══ Excerpted records
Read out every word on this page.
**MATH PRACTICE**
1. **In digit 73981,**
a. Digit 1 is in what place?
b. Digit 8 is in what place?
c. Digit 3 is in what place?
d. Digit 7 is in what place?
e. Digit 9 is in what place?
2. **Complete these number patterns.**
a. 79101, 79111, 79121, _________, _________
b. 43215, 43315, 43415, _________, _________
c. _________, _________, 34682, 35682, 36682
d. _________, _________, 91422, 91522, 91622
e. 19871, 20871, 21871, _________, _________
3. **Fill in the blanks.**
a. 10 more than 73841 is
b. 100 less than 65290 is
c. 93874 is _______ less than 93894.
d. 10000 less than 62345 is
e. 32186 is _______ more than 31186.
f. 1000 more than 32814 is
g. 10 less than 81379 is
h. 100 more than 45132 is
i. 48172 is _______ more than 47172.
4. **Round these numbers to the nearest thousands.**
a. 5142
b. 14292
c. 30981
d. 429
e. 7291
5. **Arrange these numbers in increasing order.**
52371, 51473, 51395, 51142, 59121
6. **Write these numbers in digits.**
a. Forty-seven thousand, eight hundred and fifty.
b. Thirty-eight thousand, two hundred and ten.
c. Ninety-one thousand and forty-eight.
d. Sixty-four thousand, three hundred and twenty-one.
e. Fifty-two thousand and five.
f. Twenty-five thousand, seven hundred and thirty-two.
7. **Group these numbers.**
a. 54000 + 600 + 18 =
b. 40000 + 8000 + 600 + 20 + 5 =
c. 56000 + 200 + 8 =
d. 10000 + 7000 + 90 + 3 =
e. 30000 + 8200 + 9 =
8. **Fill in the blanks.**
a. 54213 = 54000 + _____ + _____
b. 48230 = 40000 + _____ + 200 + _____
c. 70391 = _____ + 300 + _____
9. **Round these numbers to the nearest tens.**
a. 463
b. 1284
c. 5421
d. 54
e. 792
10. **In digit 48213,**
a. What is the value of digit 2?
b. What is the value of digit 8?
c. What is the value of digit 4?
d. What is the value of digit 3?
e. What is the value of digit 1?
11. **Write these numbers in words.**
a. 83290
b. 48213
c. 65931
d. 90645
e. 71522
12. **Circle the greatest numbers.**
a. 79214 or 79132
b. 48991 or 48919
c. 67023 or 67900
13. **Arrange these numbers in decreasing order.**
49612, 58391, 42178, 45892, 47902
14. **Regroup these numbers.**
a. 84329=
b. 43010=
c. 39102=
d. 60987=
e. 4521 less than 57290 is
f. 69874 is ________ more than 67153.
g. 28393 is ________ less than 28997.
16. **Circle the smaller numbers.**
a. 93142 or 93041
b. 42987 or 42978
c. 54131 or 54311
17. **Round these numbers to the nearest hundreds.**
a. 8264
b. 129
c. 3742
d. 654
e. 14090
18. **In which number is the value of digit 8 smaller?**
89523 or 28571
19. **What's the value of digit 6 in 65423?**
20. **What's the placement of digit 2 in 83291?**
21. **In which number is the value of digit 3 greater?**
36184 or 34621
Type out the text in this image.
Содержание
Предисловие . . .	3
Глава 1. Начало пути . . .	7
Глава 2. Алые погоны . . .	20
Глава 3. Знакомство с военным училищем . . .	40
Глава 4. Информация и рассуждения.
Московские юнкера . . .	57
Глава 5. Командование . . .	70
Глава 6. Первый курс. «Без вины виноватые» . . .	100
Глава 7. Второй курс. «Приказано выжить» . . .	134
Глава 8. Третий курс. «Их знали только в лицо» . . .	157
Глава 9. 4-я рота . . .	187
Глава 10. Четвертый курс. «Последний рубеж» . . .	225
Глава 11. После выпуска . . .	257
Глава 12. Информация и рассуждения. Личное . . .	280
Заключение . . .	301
════
### Exercise directions:
Each line of the listing above should be output exactly.

### Task response:
Read out every word on this page.
**MATH PRACTICE**
1. **In digit 73981,**
a. Digit 1 is in what place?
b. Digit 8 is in what place?
c. Digit 3 is in what place?
d. Digit 7 is in what place?
e. Digit 9 is in what place?
2. **Complete these number patterns.**
a. 79101, 79111, 79121, _________, _________
b. 43215, 43315, 43415, _________, _________
c. _________, _________, 34682, 35682, 36682
d. _________, _________, 91422, 91522, 91622
e. 19871, 20871, 21871, _________, _________
3. **Fill in the blanks.**
a. 10 more than 73841 is
b. 100 less than 65290 is
c. 93874 is _______ less than 93894.
d. 10000 less than 62345 is
e. 32186 is _______ more than 31186.
f. 1000 more than 32814 is
g. 10 less than 81379 is
h. 100 more than 45132 is
i. 48172 is _______ more than 47172.
4. **Round these numbers to the nearest thousands.**
a. 5142
b. 14292
c. 30981
d. 429
e. 7291
5. **Arrange these numbers in increasing order.**
52371, 51473, 51395, 51142, 59121
6. **Write these numbers in digits.**
a. Forty-seven thousand, eight hundred and fifty.
b. Thirty-eight thousand, two hundred and ten.
c. Ninety-one thousand and forty-eight.
d. Sixty-four thousand, three hundred and twenty-one.
e. Fifty-two thousand and five.
f. Twenty-five thousand, seven hundred and thirty-two.
7. **Group these numbers.**
a. 54000 + 600 + 18 =
b. 40000 + 8000 + 600 + 20 + 5 =
c. 56000 + 200 + 8 =
d. 10000 + 7000 + 90 + 3 =
e. 30000 + 8200 + 9 =
8. **Fill in the blanks.**
a. 54213 = 54000 + _____ + _____
b. 48230 = 40000 + _____ + 200 + _____
c. 70391 = _____ + 300 + _____
9. **Round these numbers to the nearest tens.**
a. 463
b. 1284
c. 5421
d. 54
e. 792
10. **In digit 48213,**
a. What is the value of digit 2?
b. What is the value of digit 8?
c. What is the value of digit 4?
d. What is the value of digit 3?
e. What is the value of digit 1?
11. **Write these numbers in words.**
a. 83290
b. 48213
c. 65931
d. 90645
e. 71522
12. **Circle the greatest numbers.**
a. 79214 or 79132
b. 48991 or 48919
c. 67023 or 67900
13. **Arrange these numbers in decreasing order.**
49612, 58391, 42178, 45892, 47902
14. **Regroup these numbers.**
a. 84329=
b. 43010=
c. 39102=
d. 60987=
e. 4521 less than 57290 is
f. 69874 is ________ more than 67153.
g. 28393 is ________ less than 28997.
16. **Circle the smaller numbers.**
a. 93142 or 93041
b. 42987 or 42978
c. 54131 or 54311
17. **Round these numbers to the nearest hundreds.**
a. 8264
b. 129
c. 3742
d. 654
e. 14090
18. **In which number is the value of digit 8 smaller?**
89523 or 28571
19. **What's the value of digit 6 in 65423?**
20. **What's the placement of digit 2 in 83291?**
21. **In which number is the value of digit 3 greater?**
36184 or 34621
Type out the text in this image.
Содержание
Предисловие . . .	3
Глава 1. Начало пути . . .	7
Глава 2. Алые погоны . . .	20
Глава 3. Знакомство с военным училищем . . .	40
Глава 4. Информация и рассуждения.
Московские юнкера . . .	57
Глава 5. Командование . . .	70
Глава 6. Первый курс. «Без вины виноватые» . . .	100
Глава 7. Второй курс. «Приказано выжить» . . .	134
Глава 8. Третий курс. «Их знали только в лицо» . . .	157
Глава 9. 4-я рота . . .	187
Глава 10. Четвертый курс. «Последний рубеж» . . .	225
Глава 11. После выпуска . . .	257
Глава 12. Информация и рассуждения. Личное . . .	280
Заключение . . .	301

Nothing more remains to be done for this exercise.